**Brief**
Write down every entry below once more, exactly.

Records from a collection of figures:
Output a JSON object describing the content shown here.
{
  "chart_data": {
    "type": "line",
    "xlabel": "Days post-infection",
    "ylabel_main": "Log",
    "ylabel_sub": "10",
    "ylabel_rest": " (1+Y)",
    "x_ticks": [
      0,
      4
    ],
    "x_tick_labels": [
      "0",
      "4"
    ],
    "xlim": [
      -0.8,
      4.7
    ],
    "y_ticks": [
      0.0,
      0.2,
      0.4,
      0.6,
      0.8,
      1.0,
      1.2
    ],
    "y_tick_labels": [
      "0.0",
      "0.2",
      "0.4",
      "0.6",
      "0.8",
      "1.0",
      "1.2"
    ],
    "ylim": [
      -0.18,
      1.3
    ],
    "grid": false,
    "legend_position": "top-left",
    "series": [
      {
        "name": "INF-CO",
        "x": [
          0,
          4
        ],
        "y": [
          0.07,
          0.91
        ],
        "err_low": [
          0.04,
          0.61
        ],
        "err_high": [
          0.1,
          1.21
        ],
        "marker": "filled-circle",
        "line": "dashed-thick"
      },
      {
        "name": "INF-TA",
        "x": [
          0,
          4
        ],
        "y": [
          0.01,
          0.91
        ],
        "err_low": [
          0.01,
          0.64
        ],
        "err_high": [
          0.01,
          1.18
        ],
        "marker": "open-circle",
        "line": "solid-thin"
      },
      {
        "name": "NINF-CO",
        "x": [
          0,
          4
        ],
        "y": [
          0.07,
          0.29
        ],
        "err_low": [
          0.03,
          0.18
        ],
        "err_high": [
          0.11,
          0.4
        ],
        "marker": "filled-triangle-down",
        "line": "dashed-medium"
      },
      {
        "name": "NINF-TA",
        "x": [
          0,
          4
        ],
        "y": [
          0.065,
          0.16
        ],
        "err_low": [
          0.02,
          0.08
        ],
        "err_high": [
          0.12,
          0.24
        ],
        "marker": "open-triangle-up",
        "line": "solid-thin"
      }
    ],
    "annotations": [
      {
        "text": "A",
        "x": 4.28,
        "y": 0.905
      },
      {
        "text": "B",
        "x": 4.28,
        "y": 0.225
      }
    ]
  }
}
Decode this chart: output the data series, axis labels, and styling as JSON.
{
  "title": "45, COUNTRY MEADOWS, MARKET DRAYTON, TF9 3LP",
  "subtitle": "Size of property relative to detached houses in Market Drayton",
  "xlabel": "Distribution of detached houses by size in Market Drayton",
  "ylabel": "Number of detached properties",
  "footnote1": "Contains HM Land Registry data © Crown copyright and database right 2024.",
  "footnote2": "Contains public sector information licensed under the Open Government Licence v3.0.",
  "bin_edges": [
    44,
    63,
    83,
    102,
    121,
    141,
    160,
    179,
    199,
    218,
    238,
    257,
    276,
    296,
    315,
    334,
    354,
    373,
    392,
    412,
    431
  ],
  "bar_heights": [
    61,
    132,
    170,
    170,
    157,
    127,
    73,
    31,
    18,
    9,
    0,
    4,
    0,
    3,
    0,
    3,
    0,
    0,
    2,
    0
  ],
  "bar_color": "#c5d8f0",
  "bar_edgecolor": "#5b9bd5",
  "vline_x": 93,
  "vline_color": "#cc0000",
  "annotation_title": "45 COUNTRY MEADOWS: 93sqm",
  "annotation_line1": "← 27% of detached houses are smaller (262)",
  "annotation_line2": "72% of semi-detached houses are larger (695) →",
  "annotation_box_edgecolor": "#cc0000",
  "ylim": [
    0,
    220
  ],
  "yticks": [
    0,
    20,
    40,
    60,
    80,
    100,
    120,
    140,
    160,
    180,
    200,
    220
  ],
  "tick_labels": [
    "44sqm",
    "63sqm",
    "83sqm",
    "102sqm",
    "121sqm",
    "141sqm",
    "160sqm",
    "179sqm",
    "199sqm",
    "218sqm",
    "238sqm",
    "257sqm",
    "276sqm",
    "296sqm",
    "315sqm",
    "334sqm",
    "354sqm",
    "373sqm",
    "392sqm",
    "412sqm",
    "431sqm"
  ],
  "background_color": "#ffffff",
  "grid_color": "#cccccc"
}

**Response to this task**
Output a JSON object describing the content shown here.
{
  "chart_data": {
    "type": "line",
    "xlabel": "Days post-infection",
    "ylabel_main": "Log",
    "ylabel_sub": "10",
    "ylabel_rest": " (1+Y)",
    "x_ticks": [
      0,
      4
    ],
    "x_tick_labels": [
      "0",
      "4"
    ],
    "xlim": [
      -0.8,
      4.7
    ],
    "y_ticks": [
      0.0,
      0.2,
      0.4,
      0.6,
      0.8,
      1.0,
      1.2
    ],
    "y_tick_labels": [
      "0.0",
      "0.2",
      "0.4",
      "0.6",
      "0.8",
      "1.0",
      "1.2"
    ],
    "ylim": [
      -0.18,
      1.3
    ],
    "grid": false,
    "legend_position": "top-left",
    "series": [
      {
        "name": "INF-CO",
        "x": [
          0,
          4
        ],
        "y": [
          0.07,
          0.91
        ],
        "err_low": [
          0.04,
          0.61
        ],
        "err_high": [
          0.1,
          1.21
        ],
        "marker": "filled-circle",
        "line": "dashed-thick"
      },
      {
        "name": "INF-TA",
        "x": [
          0,
          4
        ],
        "y": [
          0.01,
          0.91
        ],
        "err_low": [
          0.01,
          0.64
        ],
        "err_high": [
          0.01,
          1.18
        ],
        "marker": "open-circle",
        "line": "solid-thin"
      },
      {
        "name": "NINF-CO",
        "x": [
          0,
          4
        ],
        "y": [
          0.07,
          0.29
        ],
        "err_low": [
          0.03,
          0.18
        ],
        "err_high": [
          0.11,
          0.4
        ],
        "marker": "filled-triangle-down",
        "line": "dashed-medium"
      },
      {
        "name": "NINF-TA",
        "x": [
          0,
          4
        ],
        "y": [
          0.065,
          0.16
        ],
        "err_low": [
          0.02,
          0.08
        ],
        "err_high": [
          0.12,
          0.24
        ],
        "marker": "open-triangle-up",
        "line": "solid-thin"
      }
    ],
    "annotations": [
      {
        "text": "A",
        "x": 4.28,
        "y": 0.905
      },
      {
        "text": "B",
        "x": 4.28,
        "y": 0.225
      }
    ]
  }
}
Decode this chart: output the data series, axis labels, and styling as JSON.
{
  "title": "45, COUNTRY MEADOWS, MARKET DRAYTON, TF9 3LP",
  "subtitle": "Size of property relative to detached houses in Market Drayton",
  "xlabel": "Distribution of detached houses by size in Market Drayton",
  "ylabel": "Number of detached properties",
  "footnote1": "Contains HM Land Registry data © Crown copyright and database right 2024.",
  "footnote2": "Contains public sector information licensed under the Open Government Licence v3.0.",
  "bin_edges": [
    44,
    63,
    83,
    102,
    121,
    141,
    160,
    179,
    199,
    218,
    238,
    257,
    276,
    296,
    315,
    334,
    354,
    373,
    392,
    412,
    431
  ],
  "bar_heights": [
    61,
    132,
    170,
    170,
    157,
    127,
    73,
    31,
    18,
    9,
    0,
    4,
    0,
    3,
    0,
    3,
    0,
    0,
    2,
    0
  ],
  "bar_color": "#c5d8f0",
  "bar_edgecolor": "#5b9bd5",
  "vline_x": 93,
  "vline_color": "#cc0000",
  "annotation_title": "45 COUNTRY MEADOWS: 93sqm",
  "annotation_line1": "← 27% of detached houses are smaller (262)",
  "annotation_line2": "72% of semi-detached houses are larger (695) →",
  "annotation_box_edgecolor": "#cc0000",
  "ylim": [
    0,
    220
  ],
  "yticks": [
    0,
    20,
    40,
    60,
    80,
    100,
    120,
    140,
    160,
    180,
    200,
    220
  ],
  "tick_labels": [
    "44sqm",
    "63sqm",
    "83sqm",
    "102sqm",
    "121sqm",
    "141sqm",
    "160sqm",
    "179sqm",
    "199sqm",
    "218sqm",
    "238sqm",
    "257sqm",
    "276sqm",
    "296sqm",
    "315sqm",
    "334sqm",
    "354sqm",
    "373sqm",
    "392sqm",
    "412sqm",
    "431sqm"
  ],
  "background_color": "#ffffff",
  "grid_color": "#cccccc"
}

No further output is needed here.